--- Begin GIVEN DATA ---
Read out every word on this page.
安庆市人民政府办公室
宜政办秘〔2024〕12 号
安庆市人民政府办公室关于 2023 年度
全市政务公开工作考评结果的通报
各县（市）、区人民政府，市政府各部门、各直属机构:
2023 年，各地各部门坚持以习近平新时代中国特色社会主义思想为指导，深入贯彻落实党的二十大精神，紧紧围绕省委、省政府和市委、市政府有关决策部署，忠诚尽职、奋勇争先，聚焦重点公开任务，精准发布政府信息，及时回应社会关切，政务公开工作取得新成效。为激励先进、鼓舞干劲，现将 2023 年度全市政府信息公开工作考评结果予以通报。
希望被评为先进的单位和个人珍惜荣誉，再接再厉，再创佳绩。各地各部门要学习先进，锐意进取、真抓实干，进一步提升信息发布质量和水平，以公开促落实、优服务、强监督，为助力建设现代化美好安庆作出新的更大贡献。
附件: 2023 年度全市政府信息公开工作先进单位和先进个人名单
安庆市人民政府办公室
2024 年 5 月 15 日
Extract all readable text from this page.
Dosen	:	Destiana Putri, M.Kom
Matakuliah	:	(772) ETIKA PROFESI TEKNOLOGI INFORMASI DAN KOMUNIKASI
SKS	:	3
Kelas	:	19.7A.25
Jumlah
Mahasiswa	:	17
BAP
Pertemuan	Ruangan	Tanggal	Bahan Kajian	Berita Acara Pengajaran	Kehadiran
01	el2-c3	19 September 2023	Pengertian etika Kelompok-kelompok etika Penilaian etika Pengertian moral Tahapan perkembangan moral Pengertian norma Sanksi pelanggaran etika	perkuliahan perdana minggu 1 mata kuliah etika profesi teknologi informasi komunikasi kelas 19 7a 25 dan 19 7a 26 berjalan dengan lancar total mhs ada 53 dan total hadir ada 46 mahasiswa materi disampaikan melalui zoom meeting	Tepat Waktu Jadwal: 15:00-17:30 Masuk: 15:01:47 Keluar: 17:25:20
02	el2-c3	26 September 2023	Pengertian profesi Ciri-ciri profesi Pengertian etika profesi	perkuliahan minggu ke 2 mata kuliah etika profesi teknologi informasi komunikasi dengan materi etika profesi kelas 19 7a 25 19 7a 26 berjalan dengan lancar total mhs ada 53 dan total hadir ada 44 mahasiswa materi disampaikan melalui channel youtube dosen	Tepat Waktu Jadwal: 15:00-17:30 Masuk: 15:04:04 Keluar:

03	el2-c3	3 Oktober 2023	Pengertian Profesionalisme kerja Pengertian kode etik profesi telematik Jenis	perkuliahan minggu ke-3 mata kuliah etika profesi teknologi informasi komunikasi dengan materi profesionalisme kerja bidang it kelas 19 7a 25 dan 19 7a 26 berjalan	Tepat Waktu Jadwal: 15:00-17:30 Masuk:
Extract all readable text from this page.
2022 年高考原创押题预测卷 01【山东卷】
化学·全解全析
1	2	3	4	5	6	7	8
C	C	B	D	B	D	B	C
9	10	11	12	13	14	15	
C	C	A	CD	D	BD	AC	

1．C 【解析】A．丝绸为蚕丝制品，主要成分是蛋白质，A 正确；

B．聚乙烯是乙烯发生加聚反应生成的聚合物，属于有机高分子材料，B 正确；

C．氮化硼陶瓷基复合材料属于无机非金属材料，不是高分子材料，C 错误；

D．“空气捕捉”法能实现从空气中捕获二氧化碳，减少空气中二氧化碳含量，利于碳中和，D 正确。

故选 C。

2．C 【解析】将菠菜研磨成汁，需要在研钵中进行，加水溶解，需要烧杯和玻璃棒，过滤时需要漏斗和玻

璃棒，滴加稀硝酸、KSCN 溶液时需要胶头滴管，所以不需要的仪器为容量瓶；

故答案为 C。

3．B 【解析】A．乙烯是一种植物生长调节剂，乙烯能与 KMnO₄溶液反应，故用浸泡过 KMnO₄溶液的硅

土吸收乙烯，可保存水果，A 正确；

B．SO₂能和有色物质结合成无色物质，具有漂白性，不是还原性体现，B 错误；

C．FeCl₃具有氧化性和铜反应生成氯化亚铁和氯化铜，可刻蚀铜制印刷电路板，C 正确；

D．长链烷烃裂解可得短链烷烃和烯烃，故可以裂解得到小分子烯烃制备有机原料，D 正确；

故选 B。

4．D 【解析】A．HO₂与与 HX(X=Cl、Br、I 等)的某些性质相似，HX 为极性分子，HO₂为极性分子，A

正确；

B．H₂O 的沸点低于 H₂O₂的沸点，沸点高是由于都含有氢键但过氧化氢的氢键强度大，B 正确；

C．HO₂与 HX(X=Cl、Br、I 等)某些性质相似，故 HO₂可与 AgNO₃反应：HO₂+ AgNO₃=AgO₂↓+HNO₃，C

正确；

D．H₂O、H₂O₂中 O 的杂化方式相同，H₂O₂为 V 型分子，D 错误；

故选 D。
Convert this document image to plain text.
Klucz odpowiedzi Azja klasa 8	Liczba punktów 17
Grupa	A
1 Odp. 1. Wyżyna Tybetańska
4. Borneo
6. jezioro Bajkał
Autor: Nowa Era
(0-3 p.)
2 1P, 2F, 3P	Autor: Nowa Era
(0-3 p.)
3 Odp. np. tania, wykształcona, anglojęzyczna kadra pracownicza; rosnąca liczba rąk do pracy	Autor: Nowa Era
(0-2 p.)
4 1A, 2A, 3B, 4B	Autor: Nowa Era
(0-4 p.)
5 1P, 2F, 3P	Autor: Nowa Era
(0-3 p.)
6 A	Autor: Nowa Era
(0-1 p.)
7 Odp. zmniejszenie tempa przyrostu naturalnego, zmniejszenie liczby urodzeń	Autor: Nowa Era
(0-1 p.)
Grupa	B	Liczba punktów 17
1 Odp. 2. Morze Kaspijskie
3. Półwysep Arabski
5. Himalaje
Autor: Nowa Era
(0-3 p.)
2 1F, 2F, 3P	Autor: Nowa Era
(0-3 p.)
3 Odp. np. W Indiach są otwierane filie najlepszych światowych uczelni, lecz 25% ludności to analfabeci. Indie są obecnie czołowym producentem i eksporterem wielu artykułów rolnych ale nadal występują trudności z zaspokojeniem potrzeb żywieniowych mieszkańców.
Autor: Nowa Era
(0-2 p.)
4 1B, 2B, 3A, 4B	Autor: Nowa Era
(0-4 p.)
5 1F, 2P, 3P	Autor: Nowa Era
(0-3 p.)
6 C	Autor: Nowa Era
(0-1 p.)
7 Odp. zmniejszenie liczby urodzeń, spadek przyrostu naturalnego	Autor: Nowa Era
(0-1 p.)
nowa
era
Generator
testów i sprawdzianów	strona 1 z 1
--- End GIVEN DATA ---
WHAT TO DO. Retype the data exactly as given.

COMPLETE RESPONSE.
Read out every word on this page.
安庆市人民政府办公室
宜政办秘〔2024〕12 号
安庆市人民政府办公室关于 2023 年度
全市政务公开工作考评结果的通报
各县（市）、区人民政府，市政府各部门、各直属机构:
2023 年，各地各部门坚持以习近平新时代中国特色社会主义思想为指导，深入贯彻落实党的二十大精神，紧紧围绕省委、省政府和市委、市政府有关决策部署，忠诚尽职、奋勇争先，聚焦重点公开任务，精准发布政府信息，及时回应社会关切，政务公开工作取得新成效。为激励先进、鼓舞干劲，现将 2023 年度全市政府信息公开工作考评结果予以通报。
希望被评为先进的单位和个人珍惜荣誉，再接再厉，再创佳绩。各地各部门要学习先进，锐意进取、真抓实干，进一步提升信息发布质量和水平，以公开促落实、优服务、强监督，为助力建设现代化美好安庆作出新的更大贡献。
附件: 2023 年度全市政府信息公开工作先进单位和先进个人名单
安庆市人民政府办公室
2024 年 5 月 15 日
Extract all readable text from this page.
Dosen	:	Destiana Putri, M.Kom
Matakuliah	:	(772) ETIKA PROFESI TEKNOLOGI INFORMASI DAN KOMUNIKASI
SKS	:	3
Kelas	:	19.7A.25
Jumlah
Mahasiswa	:	17
BAP
Pertemuan	Ruangan	Tanggal	Bahan Kajian	Berita Acara Pengajaran	Kehadiran
01	el2-c3	19 September 2023	Pengertian etika Kelompok-kelompok etika Penilaian etika Pengertian moral Tahapan perkembangan moral Pengertian norma Sanksi pelanggaran etika	perkuliahan perdana minggu 1 mata kuliah etika profesi teknologi informasi komunikasi kelas 19 7a 25 dan 19 7a 26 berjalan dengan lancar total mhs ada 53 dan total hadir ada 46 mahasiswa materi disampaikan melalui zoom meeting	Tepat Waktu Jadwal: 15:00-17:30 Masuk: 15:01:47 Keluar: 17:25:20
02	el2-c3	26 September 2023	Pengertian profesi Ciri-ciri profesi Pengertian etika profesi	perkuliahan minggu ke 2 mata kuliah etika profesi teknologi informasi komunikasi dengan materi etika profesi kelas 19 7a 25 19 7a 26 berjalan dengan lancar total mhs ada 53 dan total hadir ada 44 mahasiswa materi disampaikan melalui channel youtube dosen	Tepat Waktu Jadwal: 15:00-17:30 Masuk: 15:04:04 Keluar:

03	el2-c3	3 Oktober 2023	Pengertian Profesionalisme kerja Pengertian kode etik profesi telematik Jenis	perkuliahan minggu ke-3 mata kuliah etika profesi teknologi informasi komunikasi dengan materi profesionalisme kerja bidang it kelas 19 7a 25 dan 19 7a 26 berjalan	Tepat Waktu Jadwal: 15:00-17:30 Masuk:
Extract all readable text from this page.
2022 年高考原创押题预测卷 01【山东卷】
化学·全解全析
1	2	3	4	5	6	7	8
C	C	B	D	B	D	B	C
9	10	11	12	13	14	15	
C	C	A	CD	D	BD	AC	

1．C 【解析】A．丝绸为蚕丝制品，主要成分是蛋白质，A 正确；

B．聚乙烯是乙烯发生加聚反应生成的聚合物，属于有机高分子材料，B 正确；

C．氮化硼陶瓷基复合材料属于无机非金属材料，不是高分子材料，C 错误；

D．“空气捕捉”法能实现从空气中捕获二氧化碳，减少空气中二氧化碳含量，利于碳中和，D 正确。

故选 C。

2．C 【解析】将菠菜研磨成汁，需要在研钵中进行，加水溶解，需要烧杯和玻璃棒，过滤时需要漏斗和玻

璃棒，滴加稀硝酸、KSCN 溶液时需要胶头滴管，所以不需要的仪器为容量瓶；

故答案为 C。

3．B 【解析】A．乙烯是一种植物生长调节剂，乙烯能与 KMnO₄溶液反应，故用浸泡过 KMnO₄溶液的硅

土吸收乙烯，可保存水果，A 正确；

B．SO₂能和有色物质结合成无色物质，具有漂白性，不是还原性体现，B 错误；

C．FeCl₃具有氧化性和铜反应生成氯化亚铁和氯化铜，可刻蚀铜制印刷电路板，C 正确；

D．长链烷烃裂解可得短链烷烃和烯烃，故可以裂解得到小分子烯烃制备有机原料，D 正确；

故选 B。

4．D 【解析】A．HO₂与与 HX(X=Cl、Br、I 等)的某些性质相似，HX 为极性分子，HO₂为极性分子，A

正确；

B．H₂O 的沸点低于 H₂O₂的沸点，沸点高是由于都含有氢键但过氧化氢的氢键强度大，B 正确；

C．HO₂与 HX(X=Cl、Br、I 等)某些性质相似，故 HO₂可与 AgNO₃反应：HO₂+ AgNO₃=AgO₂↓+HNO₃，C

正确；

D．H₂O、H₂O₂中 O 的杂化方式相同，H₂O₂为 V 型分子，D 错误；

故选 D。
Convert this document image to plain text.
Klucz odpowiedzi Azja klasa 8	Liczba punktów 17
Grupa	A
1 Odp. 1. Wyżyna Tybetańska
4. Borneo
6. jezioro Bajkał
Autor: Nowa Era
(0-3 p.)
2 1P, 2F, 3P	Autor: Nowa Era
(0-3 p.)
3 Odp. np. tania, wykształcona, anglojęzyczna kadra pracownicza; rosnąca liczba rąk do pracy	Autor: Nowa Era
(0-2 p.)
4 1A, 2A, 3B, 4B	Autor: Nowa Era
(0-4 p.)
5 1P, 2F, 3P	Autor: Nowa Era
(0-3 p.)
6 A	Autor: Nowa Era
(0-1 p.)
7 Odp. zmniejszenie tempa przyrostu naturalnego, zmniejszenie liczby urodzeń	Autor: Nowa Era
(0-1 p.)
Grupa	B	Liczba punktów 17
1 Odp. 2. Morze Kaspijskie
3. Półwysep Arabski
5. Himalaje
Autor: Nowa Era
(0-3 p.)
2 1F, 2F, 3P	Autor: Nowa Era
(0-3 p.)
3 Odp. np. W Indiach są otwierane filie najlepszych światowych uczelni, lecz 25% ludności to analfabeci. Indie są obecnie czołowym producentem i eksporterem wielu artykułów rolnych ale nadal występują trudności z zaspokojeniem potrzeb żywieniowych mieszkańców.
Autor: Nowa Era
(0-2 p.)
4 1B, 2B, 3A, 4B	Autor: Nowa Era
(0-4 p.)
5 1F, 2P, 3P	Autor: Nowa Era
(0-3 p.)
6 C	Autor: Nowa Era
(0-1 p.)
7 Odp. zmniejszenie liczby urodzeń, spadek przyrostu naturalnego	Autor: Nowa Era
(0-1 p.)
nowa
era
Generator
testów i sprawdzianów	strona 1 z 1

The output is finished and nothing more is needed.